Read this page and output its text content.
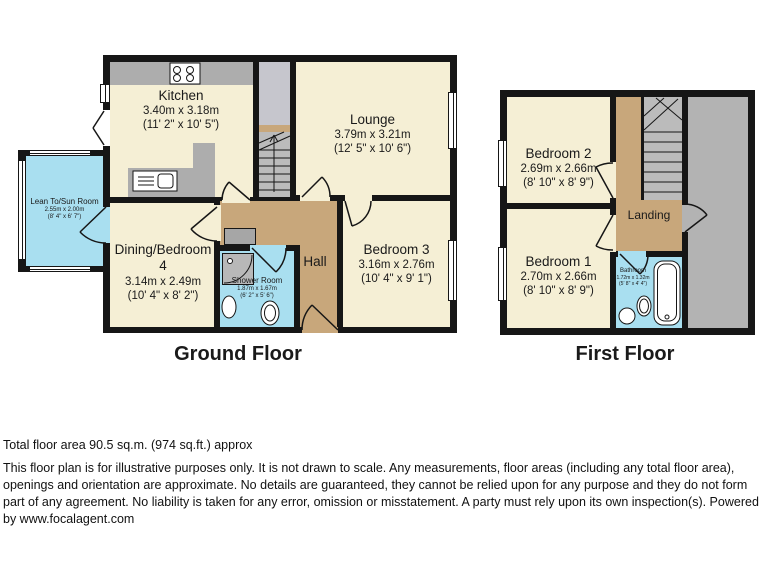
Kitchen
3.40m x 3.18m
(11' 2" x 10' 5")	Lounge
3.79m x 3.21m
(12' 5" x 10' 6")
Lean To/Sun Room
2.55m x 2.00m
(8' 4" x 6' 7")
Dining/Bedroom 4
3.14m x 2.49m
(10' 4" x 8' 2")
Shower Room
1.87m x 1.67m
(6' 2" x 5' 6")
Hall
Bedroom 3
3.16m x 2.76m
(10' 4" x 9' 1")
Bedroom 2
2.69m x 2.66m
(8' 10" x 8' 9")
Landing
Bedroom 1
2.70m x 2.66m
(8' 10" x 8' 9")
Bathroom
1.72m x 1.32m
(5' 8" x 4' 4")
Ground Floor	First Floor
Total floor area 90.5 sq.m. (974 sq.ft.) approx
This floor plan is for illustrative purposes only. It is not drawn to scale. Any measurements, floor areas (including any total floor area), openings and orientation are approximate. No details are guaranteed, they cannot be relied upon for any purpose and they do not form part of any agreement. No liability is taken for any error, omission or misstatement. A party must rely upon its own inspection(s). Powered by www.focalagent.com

● Exercise objective
Do not include images; quote all of the entries above exactly.

● Result of this task
Read this page and output its text content.
Kitchen
3.40m x 3.18m
(11' 2" x 10' 5")	Lounge
3.79m x 3.21m
(12' 5" x 10' 6")
Lean To/Sun Room
2.55m x 2.00m
(8' 4" x 6' 7")
Dining/Bedroom 4
3.14m x 2.49m
(10' 4" x 8' 2")
Shower Room
1.87m x 1.67m
(6' 2" x 5' 6")
Hall
Bedroom 3
3.16m x 2.76m
(10' 4" x 9' 1")
Bedroom 2
2.69m x 2.66m
(8' 10" x 8' 9")
Landing
Bedroom 1
2.70m x 2.66m
(8' 10" x 8' 9")
Bathroom
1.72m x 1.32m
(5' 8" x 4' 4")
Ground Floor	First Floor
Total floor area 90.5 sq.m. (974 sq.ft.) approx
This floor plan is for illustrative purposes only. It is not drawn to scale. Any measurements, floor areas (including any total floor area), openings and orientation are approximate. No details are guaranteed, they cannot be relied upon for any purpose and they do not form part of any agreement. No liability is taken for any error, omission or misstatement. A party must rely upon its own inspection(s). Powered by www.focalagent.com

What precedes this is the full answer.